GOAL.
Take every line that has the string "강요하는" and copy it out.

------ MATERIAL SHOWN

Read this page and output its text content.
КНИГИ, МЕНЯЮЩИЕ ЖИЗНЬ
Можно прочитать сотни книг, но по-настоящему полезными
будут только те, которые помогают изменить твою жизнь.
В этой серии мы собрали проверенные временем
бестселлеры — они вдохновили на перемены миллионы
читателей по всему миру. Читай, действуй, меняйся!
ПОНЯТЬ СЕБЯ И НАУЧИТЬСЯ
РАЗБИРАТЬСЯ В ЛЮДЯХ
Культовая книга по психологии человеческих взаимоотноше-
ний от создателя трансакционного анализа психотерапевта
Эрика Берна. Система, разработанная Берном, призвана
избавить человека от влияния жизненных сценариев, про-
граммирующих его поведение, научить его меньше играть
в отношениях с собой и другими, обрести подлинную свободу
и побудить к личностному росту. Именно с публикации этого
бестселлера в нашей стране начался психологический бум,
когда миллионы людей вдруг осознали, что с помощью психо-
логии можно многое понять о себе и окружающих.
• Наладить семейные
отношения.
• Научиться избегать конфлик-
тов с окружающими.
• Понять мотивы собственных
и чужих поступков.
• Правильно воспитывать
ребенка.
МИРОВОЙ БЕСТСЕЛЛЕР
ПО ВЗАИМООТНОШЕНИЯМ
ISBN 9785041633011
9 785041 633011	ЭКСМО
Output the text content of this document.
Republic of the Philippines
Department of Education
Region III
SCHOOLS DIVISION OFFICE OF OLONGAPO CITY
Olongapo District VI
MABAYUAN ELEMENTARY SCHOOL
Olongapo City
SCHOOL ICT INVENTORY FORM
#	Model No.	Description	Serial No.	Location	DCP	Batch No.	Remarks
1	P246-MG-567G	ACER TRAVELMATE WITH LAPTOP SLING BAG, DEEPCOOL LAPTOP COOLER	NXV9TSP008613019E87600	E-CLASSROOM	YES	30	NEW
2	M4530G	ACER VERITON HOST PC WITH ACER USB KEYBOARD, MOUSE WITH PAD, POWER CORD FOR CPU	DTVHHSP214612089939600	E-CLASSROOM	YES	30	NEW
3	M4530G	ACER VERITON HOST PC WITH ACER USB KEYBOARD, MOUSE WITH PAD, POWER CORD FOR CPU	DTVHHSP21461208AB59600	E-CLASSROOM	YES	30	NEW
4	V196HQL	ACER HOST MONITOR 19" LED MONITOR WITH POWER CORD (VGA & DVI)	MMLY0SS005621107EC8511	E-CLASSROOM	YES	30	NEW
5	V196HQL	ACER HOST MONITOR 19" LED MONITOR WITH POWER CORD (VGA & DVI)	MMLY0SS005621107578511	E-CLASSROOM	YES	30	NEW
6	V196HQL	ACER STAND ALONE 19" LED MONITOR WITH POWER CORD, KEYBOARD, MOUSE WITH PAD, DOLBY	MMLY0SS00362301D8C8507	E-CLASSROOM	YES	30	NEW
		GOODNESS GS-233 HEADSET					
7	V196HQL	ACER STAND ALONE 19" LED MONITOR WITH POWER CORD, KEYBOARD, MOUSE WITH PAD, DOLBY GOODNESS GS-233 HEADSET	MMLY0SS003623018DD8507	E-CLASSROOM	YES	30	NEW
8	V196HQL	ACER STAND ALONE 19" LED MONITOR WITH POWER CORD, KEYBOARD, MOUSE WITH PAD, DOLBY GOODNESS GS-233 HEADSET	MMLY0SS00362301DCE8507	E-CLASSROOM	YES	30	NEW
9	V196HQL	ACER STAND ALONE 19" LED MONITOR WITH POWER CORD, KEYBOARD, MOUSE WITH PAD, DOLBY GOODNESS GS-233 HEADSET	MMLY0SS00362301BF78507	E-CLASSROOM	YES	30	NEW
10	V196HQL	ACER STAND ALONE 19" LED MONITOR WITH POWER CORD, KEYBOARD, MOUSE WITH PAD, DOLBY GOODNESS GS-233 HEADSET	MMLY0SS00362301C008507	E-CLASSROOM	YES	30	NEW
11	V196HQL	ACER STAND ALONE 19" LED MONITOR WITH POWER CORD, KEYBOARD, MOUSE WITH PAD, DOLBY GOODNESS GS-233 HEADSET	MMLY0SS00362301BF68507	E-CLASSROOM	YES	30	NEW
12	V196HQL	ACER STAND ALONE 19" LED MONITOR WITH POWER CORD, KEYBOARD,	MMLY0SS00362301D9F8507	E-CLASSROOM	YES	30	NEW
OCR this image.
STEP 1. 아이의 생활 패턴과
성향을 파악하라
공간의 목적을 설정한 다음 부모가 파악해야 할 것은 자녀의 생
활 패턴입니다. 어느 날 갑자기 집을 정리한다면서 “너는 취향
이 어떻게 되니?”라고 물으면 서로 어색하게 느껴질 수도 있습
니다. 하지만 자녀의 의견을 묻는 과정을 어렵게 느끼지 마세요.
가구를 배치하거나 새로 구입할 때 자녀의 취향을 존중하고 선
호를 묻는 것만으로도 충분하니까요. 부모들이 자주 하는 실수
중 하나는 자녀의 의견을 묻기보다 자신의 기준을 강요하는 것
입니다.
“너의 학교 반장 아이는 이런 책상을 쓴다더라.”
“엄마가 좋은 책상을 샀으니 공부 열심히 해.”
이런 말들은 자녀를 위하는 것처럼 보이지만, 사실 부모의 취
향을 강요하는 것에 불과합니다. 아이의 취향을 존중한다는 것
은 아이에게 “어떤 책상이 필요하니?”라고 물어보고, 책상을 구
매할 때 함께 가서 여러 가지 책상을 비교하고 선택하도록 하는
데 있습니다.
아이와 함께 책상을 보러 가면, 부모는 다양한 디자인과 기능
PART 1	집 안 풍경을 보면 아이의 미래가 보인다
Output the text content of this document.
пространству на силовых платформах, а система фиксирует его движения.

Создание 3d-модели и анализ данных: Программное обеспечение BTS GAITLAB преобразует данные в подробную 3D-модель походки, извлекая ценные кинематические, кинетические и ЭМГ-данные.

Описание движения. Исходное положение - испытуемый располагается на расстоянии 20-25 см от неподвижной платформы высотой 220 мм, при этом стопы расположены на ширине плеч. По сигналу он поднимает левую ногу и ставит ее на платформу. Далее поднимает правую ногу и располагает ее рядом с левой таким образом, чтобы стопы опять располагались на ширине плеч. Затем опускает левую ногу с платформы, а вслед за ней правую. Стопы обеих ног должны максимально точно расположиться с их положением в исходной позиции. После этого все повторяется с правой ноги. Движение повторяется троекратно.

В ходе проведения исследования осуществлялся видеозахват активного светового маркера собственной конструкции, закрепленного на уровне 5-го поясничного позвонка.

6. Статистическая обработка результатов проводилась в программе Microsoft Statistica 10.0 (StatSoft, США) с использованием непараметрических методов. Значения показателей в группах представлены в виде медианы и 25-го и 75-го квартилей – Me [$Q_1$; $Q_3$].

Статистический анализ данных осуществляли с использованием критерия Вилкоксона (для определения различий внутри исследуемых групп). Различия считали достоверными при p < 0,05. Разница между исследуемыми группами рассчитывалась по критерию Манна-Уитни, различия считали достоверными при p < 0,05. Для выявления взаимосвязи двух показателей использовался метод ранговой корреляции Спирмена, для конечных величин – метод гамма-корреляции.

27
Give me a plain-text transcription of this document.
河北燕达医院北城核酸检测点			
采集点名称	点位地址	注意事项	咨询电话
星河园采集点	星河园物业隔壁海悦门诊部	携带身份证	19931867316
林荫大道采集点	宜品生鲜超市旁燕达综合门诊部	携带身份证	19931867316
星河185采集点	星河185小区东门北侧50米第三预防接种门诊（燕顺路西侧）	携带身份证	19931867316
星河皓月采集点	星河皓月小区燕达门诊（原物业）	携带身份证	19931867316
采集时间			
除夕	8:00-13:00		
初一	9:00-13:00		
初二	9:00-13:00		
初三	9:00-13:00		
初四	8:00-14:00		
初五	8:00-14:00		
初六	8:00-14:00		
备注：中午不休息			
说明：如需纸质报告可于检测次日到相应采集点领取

------------

SOLUTION BELOW.
중 하나는 자녀의 의견을 묻기보다 자신의 기준을 강요하는 것
향을 강요하는 것에 불과합니다. 아이의 취향을 존중한다는 것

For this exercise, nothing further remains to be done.